→ **What is being asked**:
Return every record exactly as written.

##### Source material #####

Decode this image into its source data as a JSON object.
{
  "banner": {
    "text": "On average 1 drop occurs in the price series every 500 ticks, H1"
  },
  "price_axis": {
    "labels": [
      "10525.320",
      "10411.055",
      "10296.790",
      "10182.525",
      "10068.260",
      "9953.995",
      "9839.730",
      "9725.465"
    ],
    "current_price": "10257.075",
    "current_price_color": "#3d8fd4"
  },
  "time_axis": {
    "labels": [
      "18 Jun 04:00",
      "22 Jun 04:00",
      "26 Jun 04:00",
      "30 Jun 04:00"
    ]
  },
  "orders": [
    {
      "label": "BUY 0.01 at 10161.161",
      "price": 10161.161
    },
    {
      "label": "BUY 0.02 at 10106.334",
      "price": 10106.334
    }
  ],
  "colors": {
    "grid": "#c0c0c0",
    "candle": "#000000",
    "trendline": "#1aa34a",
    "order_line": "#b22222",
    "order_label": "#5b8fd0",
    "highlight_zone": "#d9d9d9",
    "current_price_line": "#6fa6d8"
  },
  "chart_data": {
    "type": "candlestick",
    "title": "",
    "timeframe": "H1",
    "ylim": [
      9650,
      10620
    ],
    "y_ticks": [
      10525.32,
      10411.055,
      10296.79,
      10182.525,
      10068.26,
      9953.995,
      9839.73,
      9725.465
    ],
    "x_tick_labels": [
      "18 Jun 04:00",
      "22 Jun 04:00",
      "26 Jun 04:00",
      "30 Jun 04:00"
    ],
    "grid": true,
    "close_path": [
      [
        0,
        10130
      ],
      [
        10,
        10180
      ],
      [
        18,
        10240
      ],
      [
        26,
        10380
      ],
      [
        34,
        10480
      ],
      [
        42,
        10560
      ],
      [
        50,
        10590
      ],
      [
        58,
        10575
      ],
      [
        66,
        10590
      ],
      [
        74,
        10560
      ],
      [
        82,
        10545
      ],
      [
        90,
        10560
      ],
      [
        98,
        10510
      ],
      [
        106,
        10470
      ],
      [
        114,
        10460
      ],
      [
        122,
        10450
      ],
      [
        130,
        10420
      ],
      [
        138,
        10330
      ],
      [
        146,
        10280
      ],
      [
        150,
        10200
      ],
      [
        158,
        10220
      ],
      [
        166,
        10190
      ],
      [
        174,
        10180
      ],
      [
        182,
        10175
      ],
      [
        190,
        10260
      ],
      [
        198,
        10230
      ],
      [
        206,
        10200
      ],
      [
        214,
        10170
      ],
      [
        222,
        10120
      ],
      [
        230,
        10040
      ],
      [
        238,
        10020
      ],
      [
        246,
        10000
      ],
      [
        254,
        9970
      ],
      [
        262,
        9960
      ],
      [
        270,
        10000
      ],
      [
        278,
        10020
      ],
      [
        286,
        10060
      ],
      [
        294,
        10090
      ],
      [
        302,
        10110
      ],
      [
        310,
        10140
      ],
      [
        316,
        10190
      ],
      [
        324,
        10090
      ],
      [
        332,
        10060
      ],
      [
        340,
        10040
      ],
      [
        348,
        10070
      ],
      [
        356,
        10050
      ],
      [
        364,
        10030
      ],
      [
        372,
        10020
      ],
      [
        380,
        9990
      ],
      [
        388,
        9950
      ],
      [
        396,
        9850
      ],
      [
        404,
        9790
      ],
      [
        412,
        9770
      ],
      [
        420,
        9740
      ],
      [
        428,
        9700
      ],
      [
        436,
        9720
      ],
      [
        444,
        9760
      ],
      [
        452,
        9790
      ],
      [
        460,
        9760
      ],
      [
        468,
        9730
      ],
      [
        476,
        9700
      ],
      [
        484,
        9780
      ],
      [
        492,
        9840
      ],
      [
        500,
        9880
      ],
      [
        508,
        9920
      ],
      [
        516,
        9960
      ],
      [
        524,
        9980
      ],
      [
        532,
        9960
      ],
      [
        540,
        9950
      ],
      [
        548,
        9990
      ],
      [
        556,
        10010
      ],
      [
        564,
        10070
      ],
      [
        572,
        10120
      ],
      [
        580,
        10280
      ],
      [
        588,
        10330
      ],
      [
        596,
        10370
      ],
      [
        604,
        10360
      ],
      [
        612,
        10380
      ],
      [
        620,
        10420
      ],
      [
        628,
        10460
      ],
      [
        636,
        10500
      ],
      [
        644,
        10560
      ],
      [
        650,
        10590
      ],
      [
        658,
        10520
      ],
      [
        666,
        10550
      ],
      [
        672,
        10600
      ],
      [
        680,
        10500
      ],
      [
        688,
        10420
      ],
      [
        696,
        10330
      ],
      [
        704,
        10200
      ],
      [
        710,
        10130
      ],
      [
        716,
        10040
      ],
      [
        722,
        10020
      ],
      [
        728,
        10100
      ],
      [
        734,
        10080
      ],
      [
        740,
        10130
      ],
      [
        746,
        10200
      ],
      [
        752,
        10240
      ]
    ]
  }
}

#####

→ **Task answer**:
Decode this image into its source data as a JSON object.
{
  "banner": {
    "text": "On average 1 drop occurs in the price series every 500 ticks, H1"
  },
  "price_axis": {
    "labels": [
      "10525.320",
      "10411.055",
      "10296.790",
      "10182.525",
      "10068.260",
      "9953.995",
      "9839.730",
      "9725.465"
    ],
    "current_price": "10257.075",
    "current_price_color": "#3d8fd4"
  },
  "time_axis": {
    "labels": [
      "18 Jun 04:00",
      "22 Jun 04:00",
      "26 Jun 04:00",
      "30 Jun 04:00"
    ]
  },
  "orders": [
    {
      "label": "BUY 0.01 at 10161.161",
      "price": 10161.161
    },
    {
      "label": "BUY 0.02 at 10106.334",
      "price": 10106.334
    }
  ],
  "colors": {
    "grid": "#c0c0c0",
    "candle": "#000000",
    "trendline": "#1aa34a",
    "order_line": "#b22222",
    "order_label": "#5b8fd0",
    "highlight_zone": "#d9d9d9",
    "current_price_line": "#6fa6d8"
  },
  "chart_data": {
    "type": "candlestick",
    "title": "",
    "timeframe": "H1",
    "ylim": [
      9650,
      10620
    ],
    "y_ticks": [
      10525.32,
      10411.055,
      10296.79,
      10182.525,
      10068.26,
      9953.995,
      9839.73,
      9725.465
    ],
    "x_tick_labels": [
      "18 Jun 04:00",
      "22 Jun 04:00",
      "26 Jun 04:00",
      "30 Jun 04:00"
    ],
    "grid": true,
    "close_path": [
      [
        0,
        10130
      ],
      [
        10,
        10180
      ],
      [
        18,
        10240
      ],
      [
        26,
        10380
      ],
      [
        34,
        10480
      ],
      [
        42,
        10560
      ],
      [
        50,
        10590
      ],
      [
        58,
        10575
      ],
      [
        66,
        10590
      ],
      [
        74,
        10560
      ],
      [
        82,
        10545
      ],
      [
        90,
        10560
      ],
      [
        98,
        10510
      ],
      [
        106,
        10470
      ],
      [
        114,
        10460
      ],
      [
        122,
        10450
      ],
      [
        130,
        10420
      ],
      [
        138,
        10330
      ],
      [
        146,
        10280
      ],
      [
        150,
        10200
      ],
      [
        158,
        10220
      ],
      [
        166,
        10190
      ],
      [
        174,
        10180
      ],
      [
        182,
        10175
      ],
      [
        190,
        10260
      ],
      [
        198,
        10230
      ],
      [
        206,
        10200
      ],
      [
        214,
        10170
      ],
      [
        222,
        10120
      ],
      [
        230,
        10040
      ],
      [
        238,
        10020
      ],
      [
        246,
        10000
      ],
      [
        254,
        9970
      ],
      [
        262,
        9960
      ],
      [
        270,
        10000
      ],
      [
        278,
        10020
      ],
      [
        286,
        10060
      ],
      [
        294,
        10090
      ],
      [
        302,
        10110
      ],
      [
        310,
        10140
      ],
      [
        316,
        10190
      ],
      [
        324,
        10090
      ],
      [
        332,
        10060
      ],
      [
        340,
        10040
      ],
      [
        348,
        10070
      ],
      [
        356,
        10050
      ],
      [
        364,
        10030
      ],
      [
        372,
        10020
      ],
      [
        380,
        9990
      ],
      [
        388,
        9950
      ],
      [
        396,
        9850
      ],
      [
        404,
        9790
      ],
      [
        412,
        9770
      ],
      [
        420,
        9740
      ],
      [
        428,
        9700
      ],
      [
        436,
        9720
      ],
      [
        444,
        9760
      ],
      [
        452,
        9790
      ],
      [
        460,
        9760
      ],
      [
        468,
        9730
      ],
      [
        476,
        9700
      ],
      [
        484,
        9780
      ],
      [
        492,
        9840
      ],
      [
        500,
        9880
      ],
      [
        508,
        9920
      ],
      [
        516,
        9960
      ],
      [
        524,
        9980
      ],
      [
        532,
        9960
      ],
      [
        540,
        9950
      ],
      [
        548,
        9990
      ],
      [
        556,
        10010
      ],
      [
        564,
        10070
      ],
      [
        572,
        10120
      ],
      [
        580,
        10280
      ],
      [
        588,
        10330
      ],
      [
        596,
        10370
      ],
      [
        604,
        10360
      ],
      [
        612,
        10380
      ],
      [
        620,
        10420
      ],
      [
        628,
        10460
      ],
      [
        636,
        10500
      ],
      [
        644,
        10560
      ],
      [
        650,
        10590
      ],
      [
        658,
        10520
      ],
      [
        666,
        10550
      ],
      [
        672,
        10600
      ],
      [
        680,
        10500
      ],
      [
        688,
        10420
      ],
      [
        696,
        10330
      ],
      [
        704,
        10200
      ],
      [
        710,
        10130
      ],
      [
        716,
        10040
      ],
      [
        722,
        10020
      ],
      [
        728,
        10100
      ],
      [
        734,
        10080
      ],
      [
        740,
        10130
      ],
      [
        746,
        10200
      ],
      [
        752,
        10240
      ]
    ]
  }
}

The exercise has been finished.